■ **GOAL**:
Select the lines below containing the word "JSON".

■ **GIVEN INFORMATION**:
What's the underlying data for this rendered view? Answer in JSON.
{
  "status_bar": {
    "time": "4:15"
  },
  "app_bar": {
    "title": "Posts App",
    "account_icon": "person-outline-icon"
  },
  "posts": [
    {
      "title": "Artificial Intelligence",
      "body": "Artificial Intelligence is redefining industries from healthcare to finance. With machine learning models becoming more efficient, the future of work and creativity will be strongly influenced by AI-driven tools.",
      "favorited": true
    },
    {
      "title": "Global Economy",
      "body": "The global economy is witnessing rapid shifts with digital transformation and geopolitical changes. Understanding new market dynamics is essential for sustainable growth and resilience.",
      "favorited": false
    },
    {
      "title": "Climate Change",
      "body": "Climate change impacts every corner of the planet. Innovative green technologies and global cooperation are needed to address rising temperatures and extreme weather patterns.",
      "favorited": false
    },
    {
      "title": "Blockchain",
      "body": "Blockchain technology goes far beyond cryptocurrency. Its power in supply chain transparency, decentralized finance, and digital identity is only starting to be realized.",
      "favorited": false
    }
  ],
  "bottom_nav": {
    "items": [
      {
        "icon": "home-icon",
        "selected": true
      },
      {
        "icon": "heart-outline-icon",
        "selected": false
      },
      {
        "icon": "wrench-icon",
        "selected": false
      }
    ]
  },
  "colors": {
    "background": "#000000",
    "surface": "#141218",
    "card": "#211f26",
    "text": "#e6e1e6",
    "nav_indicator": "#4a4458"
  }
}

* * *

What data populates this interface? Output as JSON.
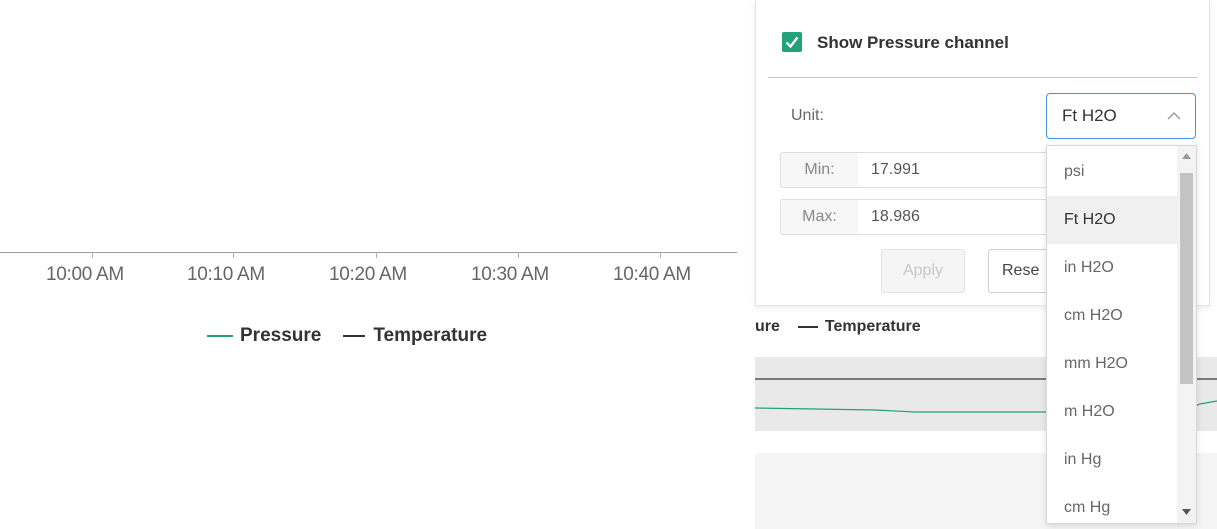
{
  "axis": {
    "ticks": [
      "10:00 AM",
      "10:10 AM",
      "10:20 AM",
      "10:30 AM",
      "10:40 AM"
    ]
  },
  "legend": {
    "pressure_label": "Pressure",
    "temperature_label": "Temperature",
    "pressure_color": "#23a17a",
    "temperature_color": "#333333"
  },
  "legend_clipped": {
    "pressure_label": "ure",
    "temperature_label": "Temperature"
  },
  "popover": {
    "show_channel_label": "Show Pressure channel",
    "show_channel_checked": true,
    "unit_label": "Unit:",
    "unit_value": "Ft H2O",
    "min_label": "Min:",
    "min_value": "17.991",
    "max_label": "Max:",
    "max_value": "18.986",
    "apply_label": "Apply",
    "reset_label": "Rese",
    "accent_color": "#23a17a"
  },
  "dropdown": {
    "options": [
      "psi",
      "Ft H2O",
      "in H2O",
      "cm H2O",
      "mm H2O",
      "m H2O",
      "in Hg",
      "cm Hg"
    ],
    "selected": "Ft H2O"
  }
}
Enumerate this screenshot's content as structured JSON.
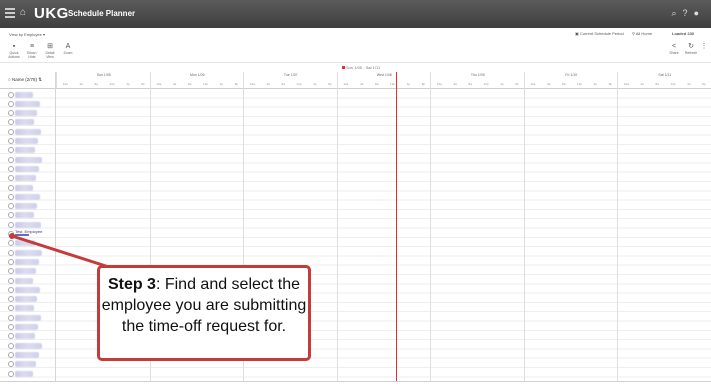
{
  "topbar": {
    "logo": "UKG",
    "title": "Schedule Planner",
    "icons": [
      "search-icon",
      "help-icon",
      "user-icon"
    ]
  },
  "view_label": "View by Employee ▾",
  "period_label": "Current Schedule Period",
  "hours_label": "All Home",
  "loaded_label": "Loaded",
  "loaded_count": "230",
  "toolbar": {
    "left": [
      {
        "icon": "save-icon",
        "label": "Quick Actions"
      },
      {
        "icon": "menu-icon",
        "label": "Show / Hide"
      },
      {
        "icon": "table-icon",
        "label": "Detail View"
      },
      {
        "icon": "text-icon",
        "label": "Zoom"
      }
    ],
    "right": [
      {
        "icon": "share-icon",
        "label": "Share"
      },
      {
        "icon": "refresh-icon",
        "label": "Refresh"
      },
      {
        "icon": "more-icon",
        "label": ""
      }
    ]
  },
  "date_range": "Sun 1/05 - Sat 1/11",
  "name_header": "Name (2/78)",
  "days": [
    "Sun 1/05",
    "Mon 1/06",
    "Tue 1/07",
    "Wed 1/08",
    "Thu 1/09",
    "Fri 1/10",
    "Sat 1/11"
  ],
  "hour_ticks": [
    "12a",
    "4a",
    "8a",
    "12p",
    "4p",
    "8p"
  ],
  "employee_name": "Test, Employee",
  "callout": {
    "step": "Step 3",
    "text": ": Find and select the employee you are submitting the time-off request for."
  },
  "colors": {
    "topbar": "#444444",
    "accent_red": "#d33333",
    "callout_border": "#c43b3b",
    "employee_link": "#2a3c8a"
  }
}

■ **ANSWER IN FULL**:
What's the underlying data for this rendered view? Answer in JSON.
What data populates this interface? Output as JSON.
Enumerate this screenshot's content as structured JSON.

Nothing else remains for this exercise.